Dataset records
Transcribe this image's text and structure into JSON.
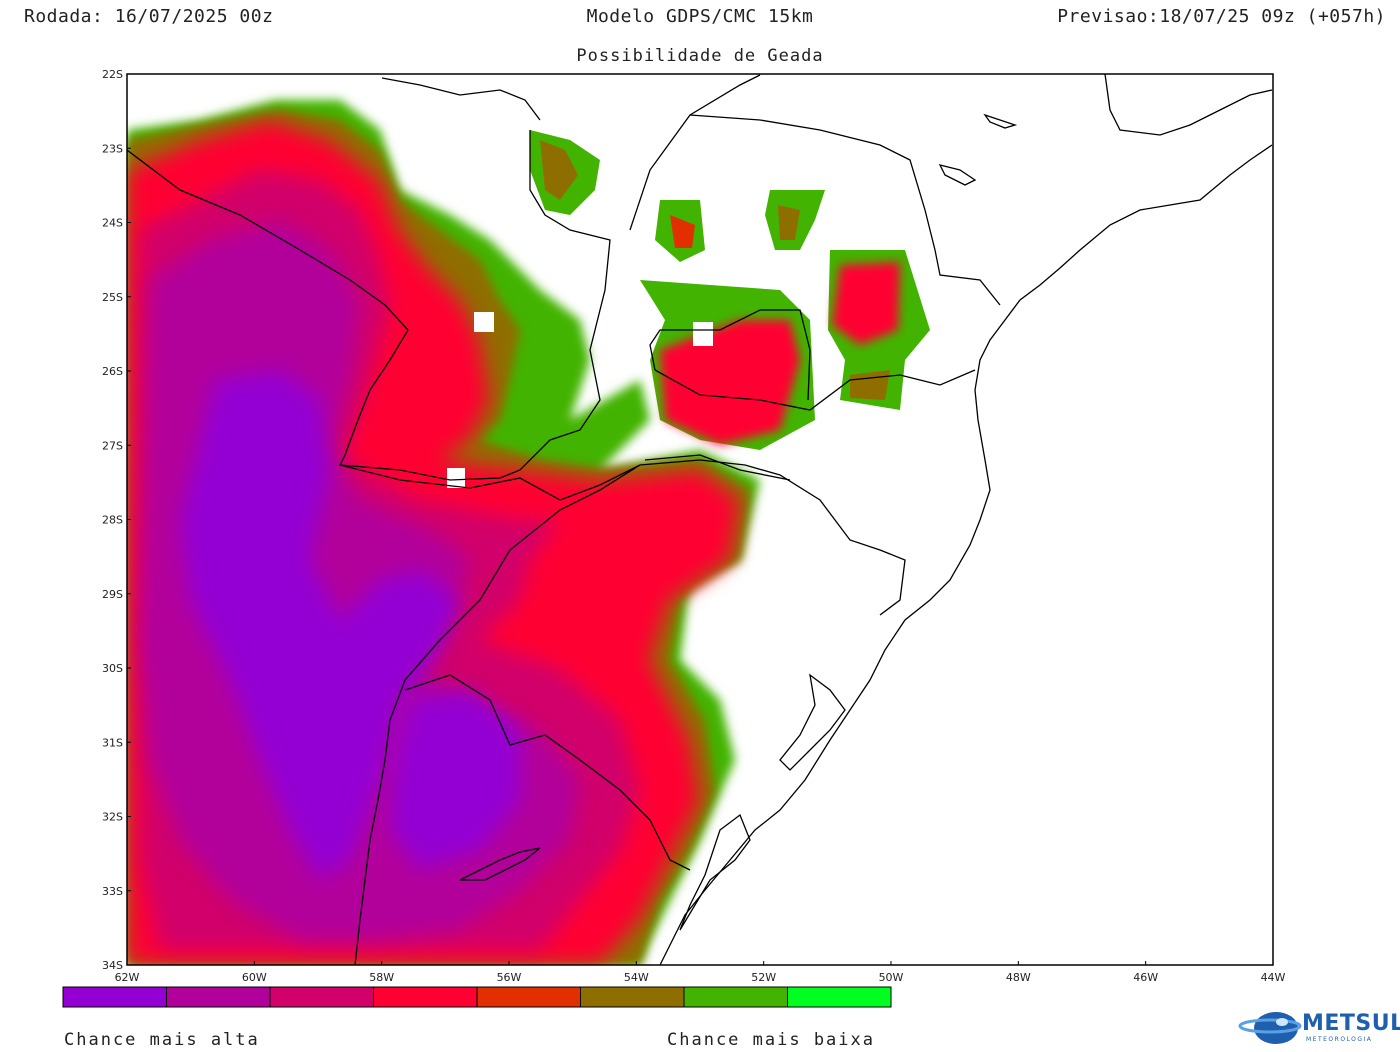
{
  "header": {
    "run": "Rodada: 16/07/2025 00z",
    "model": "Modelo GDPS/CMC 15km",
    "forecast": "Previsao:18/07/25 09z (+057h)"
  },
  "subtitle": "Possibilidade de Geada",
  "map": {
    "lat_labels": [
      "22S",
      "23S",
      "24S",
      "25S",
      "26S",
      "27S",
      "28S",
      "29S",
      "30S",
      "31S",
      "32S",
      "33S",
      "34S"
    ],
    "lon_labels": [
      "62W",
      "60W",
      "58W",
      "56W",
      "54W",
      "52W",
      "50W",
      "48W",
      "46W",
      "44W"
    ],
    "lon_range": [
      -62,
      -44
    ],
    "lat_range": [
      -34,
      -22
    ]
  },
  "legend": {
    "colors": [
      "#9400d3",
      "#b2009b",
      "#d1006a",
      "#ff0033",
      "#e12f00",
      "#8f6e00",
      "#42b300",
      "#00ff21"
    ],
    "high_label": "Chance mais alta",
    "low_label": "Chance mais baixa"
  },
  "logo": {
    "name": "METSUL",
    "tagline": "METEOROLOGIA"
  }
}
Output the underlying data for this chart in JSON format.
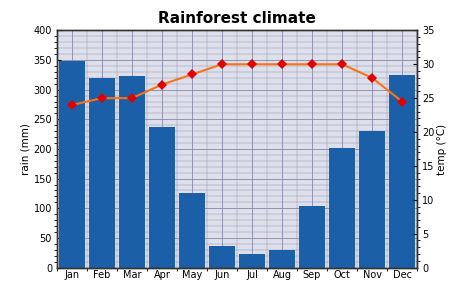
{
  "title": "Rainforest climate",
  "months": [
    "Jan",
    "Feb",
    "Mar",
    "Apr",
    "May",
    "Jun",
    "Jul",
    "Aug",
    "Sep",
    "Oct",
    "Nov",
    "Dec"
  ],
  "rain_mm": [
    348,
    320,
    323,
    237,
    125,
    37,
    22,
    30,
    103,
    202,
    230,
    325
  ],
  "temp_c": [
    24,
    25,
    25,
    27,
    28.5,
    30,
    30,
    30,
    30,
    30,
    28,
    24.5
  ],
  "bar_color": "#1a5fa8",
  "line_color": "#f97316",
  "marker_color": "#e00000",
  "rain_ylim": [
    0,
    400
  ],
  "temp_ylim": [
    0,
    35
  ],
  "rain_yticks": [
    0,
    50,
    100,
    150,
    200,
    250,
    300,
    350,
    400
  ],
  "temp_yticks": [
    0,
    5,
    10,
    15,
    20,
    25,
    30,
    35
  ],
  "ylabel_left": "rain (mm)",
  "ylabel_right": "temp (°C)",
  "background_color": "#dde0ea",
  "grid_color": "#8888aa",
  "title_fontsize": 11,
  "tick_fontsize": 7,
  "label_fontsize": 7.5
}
---
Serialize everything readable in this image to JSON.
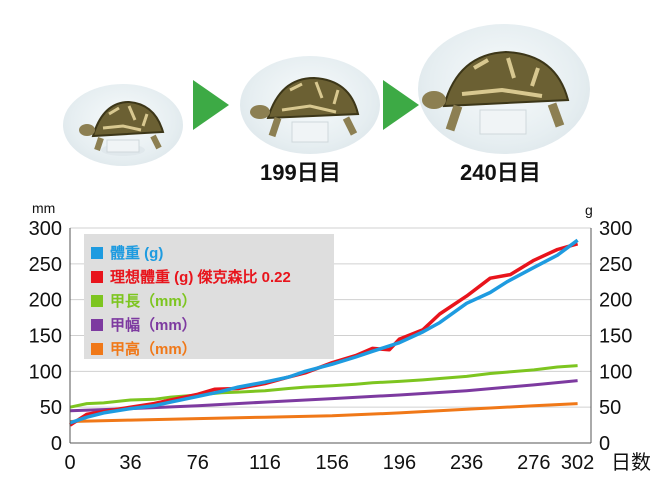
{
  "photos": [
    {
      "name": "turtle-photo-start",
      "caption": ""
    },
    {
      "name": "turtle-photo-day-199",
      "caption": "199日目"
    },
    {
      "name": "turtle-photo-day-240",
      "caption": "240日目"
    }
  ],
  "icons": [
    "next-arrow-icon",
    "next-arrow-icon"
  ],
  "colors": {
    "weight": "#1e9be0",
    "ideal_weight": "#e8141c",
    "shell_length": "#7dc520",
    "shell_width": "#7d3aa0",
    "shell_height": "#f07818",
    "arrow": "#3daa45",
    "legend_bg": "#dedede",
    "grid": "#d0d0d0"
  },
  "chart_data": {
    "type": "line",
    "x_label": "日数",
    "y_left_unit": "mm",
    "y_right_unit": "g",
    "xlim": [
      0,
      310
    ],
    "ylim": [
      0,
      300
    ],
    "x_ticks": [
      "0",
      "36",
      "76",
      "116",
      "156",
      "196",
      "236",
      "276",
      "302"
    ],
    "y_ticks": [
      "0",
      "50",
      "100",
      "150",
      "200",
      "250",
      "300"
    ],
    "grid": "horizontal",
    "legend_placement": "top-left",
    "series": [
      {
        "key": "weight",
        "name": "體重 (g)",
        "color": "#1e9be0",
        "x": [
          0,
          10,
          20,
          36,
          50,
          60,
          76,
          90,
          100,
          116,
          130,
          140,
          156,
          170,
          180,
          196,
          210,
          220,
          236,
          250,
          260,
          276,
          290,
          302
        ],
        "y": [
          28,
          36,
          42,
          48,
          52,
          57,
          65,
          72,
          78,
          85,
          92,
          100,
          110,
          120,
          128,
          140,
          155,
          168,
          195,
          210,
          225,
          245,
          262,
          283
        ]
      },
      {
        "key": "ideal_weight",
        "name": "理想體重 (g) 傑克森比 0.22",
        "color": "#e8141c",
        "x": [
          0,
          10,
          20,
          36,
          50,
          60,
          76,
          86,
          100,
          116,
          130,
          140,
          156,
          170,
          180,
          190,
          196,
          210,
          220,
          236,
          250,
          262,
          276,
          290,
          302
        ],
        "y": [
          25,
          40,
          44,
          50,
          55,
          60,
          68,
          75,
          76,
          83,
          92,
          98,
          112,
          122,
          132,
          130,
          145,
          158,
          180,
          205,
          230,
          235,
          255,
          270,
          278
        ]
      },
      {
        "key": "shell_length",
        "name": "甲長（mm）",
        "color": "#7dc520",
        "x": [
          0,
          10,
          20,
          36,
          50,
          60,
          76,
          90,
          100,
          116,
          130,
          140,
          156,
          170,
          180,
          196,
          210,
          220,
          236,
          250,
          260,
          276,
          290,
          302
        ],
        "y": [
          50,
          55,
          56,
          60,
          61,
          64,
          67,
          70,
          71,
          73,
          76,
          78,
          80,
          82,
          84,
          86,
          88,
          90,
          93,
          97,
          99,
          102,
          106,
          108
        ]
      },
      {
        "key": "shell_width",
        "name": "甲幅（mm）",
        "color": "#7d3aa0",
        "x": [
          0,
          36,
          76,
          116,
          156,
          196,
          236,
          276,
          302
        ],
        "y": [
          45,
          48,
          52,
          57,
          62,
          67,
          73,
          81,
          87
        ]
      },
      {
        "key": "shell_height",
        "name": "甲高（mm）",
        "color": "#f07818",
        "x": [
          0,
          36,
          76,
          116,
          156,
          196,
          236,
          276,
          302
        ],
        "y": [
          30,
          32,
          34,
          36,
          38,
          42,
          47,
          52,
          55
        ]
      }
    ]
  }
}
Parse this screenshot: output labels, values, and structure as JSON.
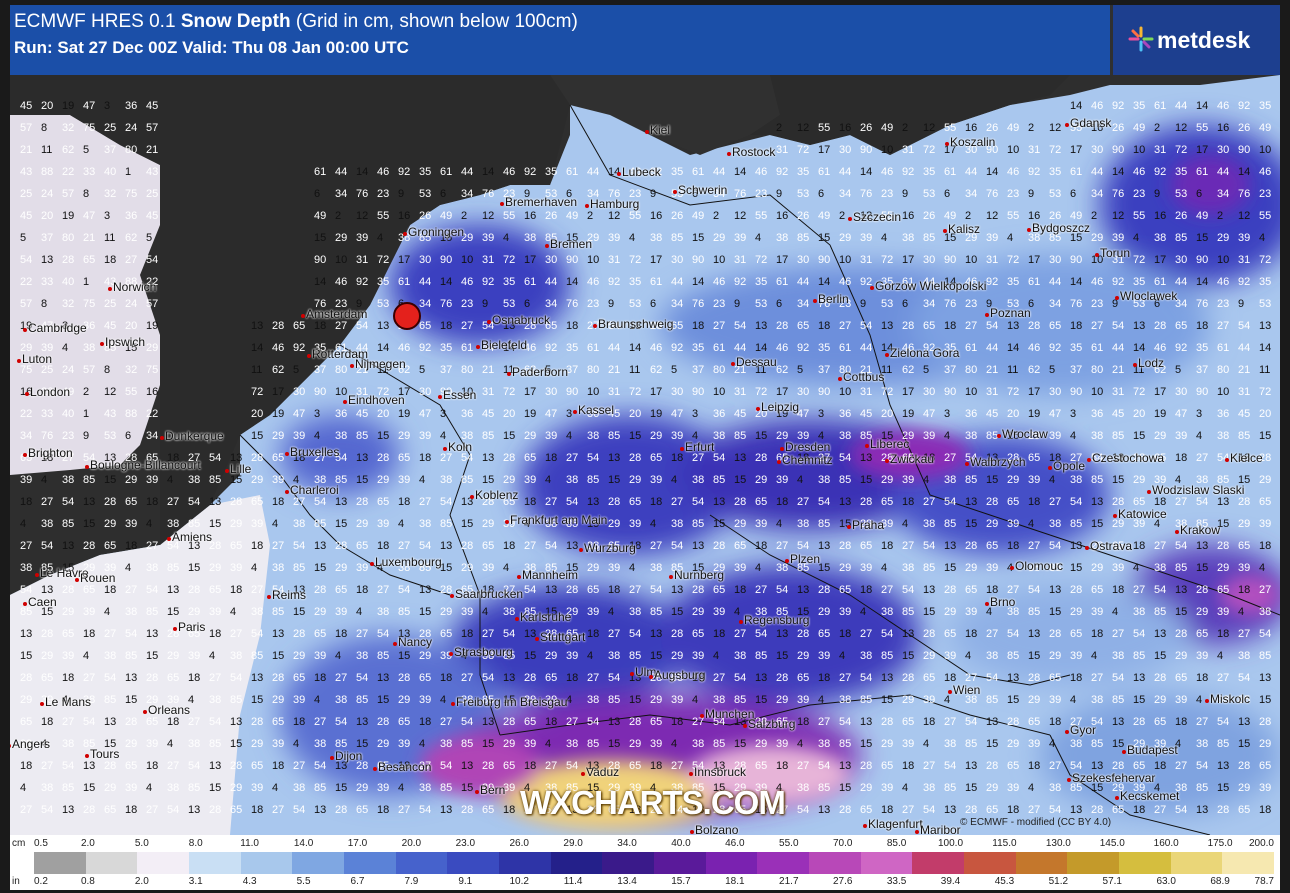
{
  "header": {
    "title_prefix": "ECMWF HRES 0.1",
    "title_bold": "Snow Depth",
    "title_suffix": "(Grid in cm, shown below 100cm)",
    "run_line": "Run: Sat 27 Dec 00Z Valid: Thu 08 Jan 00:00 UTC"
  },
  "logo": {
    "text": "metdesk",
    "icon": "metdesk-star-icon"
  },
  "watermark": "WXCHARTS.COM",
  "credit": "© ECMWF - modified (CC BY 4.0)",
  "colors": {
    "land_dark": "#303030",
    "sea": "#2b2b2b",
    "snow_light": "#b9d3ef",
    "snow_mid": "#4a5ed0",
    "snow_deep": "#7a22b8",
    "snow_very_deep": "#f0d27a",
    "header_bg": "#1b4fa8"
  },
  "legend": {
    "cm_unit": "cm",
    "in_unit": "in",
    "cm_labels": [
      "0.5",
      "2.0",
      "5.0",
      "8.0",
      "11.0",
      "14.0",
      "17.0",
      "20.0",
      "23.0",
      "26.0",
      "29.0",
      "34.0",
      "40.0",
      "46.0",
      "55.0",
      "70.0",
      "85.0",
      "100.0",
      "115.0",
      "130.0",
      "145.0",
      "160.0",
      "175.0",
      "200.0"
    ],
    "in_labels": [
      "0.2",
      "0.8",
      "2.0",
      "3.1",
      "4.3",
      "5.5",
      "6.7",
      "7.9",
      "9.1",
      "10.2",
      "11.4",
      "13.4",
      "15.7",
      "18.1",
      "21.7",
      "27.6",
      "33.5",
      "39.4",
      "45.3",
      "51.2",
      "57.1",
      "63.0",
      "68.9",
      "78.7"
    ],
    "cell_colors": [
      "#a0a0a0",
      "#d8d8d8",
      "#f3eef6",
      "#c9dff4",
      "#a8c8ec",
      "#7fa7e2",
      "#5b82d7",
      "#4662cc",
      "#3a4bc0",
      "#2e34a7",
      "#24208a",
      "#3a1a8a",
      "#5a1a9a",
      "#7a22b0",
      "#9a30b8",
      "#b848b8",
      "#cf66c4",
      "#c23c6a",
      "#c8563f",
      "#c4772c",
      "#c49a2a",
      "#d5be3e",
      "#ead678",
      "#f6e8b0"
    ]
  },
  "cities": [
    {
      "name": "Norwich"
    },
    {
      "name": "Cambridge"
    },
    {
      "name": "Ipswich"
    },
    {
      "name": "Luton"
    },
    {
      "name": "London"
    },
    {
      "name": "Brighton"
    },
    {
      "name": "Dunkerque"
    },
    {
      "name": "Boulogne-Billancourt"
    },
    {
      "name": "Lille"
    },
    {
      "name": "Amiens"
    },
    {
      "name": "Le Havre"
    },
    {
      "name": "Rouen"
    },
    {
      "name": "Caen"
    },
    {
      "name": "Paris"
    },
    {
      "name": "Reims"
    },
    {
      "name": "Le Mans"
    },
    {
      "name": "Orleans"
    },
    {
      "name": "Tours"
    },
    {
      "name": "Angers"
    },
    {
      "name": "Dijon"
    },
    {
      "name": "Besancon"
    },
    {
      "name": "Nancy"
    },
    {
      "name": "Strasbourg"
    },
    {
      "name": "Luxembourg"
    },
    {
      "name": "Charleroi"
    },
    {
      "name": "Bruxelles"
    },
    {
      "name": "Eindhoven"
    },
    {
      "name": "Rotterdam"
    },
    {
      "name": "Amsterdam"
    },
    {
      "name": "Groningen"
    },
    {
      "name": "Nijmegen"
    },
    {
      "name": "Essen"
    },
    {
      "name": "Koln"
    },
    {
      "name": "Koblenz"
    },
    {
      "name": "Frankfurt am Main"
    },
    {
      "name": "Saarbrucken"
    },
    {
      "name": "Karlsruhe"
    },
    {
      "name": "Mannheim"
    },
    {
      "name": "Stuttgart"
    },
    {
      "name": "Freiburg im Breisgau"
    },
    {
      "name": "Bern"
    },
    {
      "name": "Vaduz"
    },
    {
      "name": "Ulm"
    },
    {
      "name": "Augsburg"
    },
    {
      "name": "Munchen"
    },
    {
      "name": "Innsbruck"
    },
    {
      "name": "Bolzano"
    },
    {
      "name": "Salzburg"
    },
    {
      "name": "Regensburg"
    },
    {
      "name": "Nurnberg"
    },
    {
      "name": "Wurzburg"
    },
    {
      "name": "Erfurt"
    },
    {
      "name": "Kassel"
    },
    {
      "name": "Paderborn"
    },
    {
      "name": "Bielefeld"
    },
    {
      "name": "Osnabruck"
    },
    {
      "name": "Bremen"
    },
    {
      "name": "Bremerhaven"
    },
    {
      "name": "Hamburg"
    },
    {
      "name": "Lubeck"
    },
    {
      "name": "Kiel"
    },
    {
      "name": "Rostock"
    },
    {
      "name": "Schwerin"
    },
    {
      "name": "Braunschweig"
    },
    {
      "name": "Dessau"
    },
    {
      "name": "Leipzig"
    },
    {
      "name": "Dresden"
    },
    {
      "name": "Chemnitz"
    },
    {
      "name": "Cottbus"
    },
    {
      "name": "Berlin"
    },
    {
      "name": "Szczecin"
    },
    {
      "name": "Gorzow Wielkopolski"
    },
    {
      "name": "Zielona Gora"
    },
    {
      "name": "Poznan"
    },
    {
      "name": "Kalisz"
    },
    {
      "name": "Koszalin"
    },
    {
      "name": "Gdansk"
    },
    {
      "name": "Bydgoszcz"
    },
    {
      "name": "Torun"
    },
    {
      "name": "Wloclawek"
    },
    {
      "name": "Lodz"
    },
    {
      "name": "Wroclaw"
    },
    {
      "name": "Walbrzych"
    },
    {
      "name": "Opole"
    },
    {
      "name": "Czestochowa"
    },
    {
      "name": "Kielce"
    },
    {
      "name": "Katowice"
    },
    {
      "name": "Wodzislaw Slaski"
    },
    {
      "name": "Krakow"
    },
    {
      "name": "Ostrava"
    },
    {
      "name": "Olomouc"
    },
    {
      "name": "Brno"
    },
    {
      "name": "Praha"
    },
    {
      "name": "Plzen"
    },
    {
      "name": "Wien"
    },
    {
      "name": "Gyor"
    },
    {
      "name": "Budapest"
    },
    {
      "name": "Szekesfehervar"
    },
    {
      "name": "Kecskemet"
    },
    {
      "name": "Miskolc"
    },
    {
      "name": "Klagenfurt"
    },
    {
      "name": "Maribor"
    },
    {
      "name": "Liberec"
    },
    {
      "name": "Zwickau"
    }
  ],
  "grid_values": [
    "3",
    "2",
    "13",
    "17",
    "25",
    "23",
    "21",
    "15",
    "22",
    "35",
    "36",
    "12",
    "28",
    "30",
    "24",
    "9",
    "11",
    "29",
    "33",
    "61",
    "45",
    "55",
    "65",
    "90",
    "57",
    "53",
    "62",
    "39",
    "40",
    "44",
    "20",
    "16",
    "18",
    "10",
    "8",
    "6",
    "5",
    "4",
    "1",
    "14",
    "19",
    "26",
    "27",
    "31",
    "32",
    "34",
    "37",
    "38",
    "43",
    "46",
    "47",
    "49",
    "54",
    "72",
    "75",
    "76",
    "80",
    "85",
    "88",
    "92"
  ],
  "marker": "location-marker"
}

= REQUEST =
Wherever "turtle" shows up in a line, copy that line.

= REPLY =
      "name": "turtle-photo-start",
      "name": "turtle-photo-day-199",
      "name": "turtle-photo-day-240",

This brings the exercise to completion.